## Required work
Could you copy every entry exactly, with nothing changed?

## Recorded data
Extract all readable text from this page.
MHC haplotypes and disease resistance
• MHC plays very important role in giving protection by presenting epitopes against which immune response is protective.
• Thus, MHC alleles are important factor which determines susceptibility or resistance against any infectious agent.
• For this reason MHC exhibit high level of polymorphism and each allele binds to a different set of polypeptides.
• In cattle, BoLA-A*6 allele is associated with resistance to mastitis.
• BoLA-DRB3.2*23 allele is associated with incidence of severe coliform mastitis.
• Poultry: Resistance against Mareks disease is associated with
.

## Exercise result
Extract all readable text from this page.
MHC haplotypes and disease resistance
• MHC plays very important role in giving protection by presenting epitopes against which immune response is protective.
• Thus, MHC alleles are important factor which determines susceptibility or resistance against any infectious agent.
• For this reason MHC exhibit high level of polymorphism and each allele binds to a different set of polypeptides.
• In cattle, BoLA-A*6 allele is associated with resistance to mastitis.
• BoLA-DRB3.2*23 allele is associated with incidence of severe coliform mastitis.
• Poultry: Resistance against Mareks disease is associated with
.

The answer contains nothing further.